%%
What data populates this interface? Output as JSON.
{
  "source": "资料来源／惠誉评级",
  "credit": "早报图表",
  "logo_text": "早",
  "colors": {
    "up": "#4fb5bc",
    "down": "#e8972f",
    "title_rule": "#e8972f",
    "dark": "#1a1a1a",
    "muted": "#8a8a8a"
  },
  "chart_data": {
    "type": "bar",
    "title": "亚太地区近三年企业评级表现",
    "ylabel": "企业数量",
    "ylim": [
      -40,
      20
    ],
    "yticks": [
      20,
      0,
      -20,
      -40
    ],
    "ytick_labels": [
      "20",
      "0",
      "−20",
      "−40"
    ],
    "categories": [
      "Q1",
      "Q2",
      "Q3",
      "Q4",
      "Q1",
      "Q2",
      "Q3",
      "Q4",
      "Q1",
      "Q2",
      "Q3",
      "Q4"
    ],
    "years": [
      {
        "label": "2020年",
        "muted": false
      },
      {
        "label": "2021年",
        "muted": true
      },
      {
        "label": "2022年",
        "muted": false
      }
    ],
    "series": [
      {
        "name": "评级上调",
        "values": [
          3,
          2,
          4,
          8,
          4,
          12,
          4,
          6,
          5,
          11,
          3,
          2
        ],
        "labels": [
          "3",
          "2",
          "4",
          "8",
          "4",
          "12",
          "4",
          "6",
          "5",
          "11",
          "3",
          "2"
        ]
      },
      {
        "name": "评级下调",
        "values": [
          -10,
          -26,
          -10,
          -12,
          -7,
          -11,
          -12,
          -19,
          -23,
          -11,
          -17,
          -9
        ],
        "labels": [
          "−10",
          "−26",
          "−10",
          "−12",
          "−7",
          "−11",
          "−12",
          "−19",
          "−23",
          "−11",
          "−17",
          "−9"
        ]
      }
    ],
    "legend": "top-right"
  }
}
%%
:: TASK REQUIREMENTS ::
In the entries above, find every line with the word "muted" and list it.

:: SOLUTION FOR THIS TASK ::
    "muted": "#8a8a8a"
        "muted": false
        "muted": true
        "muted": false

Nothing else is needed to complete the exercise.